*WHAT THIS TASK INVOLVES*.
Identify all lines in the listing that include the word "image", and copy them out.
------------------------------------------------------------
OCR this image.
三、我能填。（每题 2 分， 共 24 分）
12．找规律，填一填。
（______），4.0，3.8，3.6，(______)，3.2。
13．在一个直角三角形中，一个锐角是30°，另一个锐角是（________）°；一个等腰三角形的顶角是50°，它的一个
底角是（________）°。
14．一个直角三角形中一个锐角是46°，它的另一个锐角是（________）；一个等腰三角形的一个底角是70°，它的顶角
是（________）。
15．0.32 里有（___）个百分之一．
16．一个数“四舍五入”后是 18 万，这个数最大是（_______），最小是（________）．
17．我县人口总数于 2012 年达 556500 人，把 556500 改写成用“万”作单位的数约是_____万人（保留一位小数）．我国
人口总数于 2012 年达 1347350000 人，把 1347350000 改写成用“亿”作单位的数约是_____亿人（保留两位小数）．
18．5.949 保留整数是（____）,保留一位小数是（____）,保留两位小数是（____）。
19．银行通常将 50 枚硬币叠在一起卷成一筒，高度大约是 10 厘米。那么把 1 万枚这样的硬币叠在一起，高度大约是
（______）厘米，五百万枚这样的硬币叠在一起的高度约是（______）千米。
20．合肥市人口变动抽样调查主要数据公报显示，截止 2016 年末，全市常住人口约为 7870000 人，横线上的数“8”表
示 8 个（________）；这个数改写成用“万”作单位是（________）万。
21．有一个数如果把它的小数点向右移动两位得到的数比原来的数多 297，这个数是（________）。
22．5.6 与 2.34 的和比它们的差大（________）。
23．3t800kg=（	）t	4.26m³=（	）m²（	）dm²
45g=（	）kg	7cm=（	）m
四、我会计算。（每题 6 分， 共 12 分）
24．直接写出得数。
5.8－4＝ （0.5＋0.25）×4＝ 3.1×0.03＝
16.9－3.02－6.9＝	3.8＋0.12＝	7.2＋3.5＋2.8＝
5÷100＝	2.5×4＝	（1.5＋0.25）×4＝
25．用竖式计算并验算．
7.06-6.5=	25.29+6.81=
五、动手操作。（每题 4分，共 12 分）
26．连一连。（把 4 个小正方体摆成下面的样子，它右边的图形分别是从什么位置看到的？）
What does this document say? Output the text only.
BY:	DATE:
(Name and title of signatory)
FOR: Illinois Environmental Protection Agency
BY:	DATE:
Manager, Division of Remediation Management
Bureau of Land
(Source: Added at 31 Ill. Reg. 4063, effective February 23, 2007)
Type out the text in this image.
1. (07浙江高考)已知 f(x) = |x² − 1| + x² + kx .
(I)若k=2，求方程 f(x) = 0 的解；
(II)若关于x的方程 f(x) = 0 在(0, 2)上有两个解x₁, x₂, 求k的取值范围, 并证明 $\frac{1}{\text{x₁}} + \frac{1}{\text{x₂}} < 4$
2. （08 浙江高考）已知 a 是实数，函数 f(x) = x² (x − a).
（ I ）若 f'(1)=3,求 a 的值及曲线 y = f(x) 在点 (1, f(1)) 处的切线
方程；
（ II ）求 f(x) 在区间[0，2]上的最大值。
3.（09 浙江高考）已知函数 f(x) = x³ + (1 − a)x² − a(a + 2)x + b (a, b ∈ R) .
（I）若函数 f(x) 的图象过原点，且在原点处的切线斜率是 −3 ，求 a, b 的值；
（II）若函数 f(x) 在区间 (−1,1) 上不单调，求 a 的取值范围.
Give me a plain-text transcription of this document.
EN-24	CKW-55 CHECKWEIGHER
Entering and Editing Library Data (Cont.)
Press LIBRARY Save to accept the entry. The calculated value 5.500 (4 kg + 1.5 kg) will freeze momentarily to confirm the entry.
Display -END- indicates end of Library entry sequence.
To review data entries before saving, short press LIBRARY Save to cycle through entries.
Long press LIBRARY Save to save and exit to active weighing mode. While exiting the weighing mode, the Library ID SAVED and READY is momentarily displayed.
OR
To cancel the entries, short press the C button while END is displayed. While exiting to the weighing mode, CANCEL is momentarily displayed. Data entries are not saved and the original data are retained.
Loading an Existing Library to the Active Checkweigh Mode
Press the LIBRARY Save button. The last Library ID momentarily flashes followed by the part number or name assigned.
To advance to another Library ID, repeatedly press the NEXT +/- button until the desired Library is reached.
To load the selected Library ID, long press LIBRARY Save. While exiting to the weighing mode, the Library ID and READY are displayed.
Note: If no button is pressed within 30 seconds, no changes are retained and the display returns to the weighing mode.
------------------------------------------------------------
*THE REPLY*.
OCR this image.
Type out the text in this image.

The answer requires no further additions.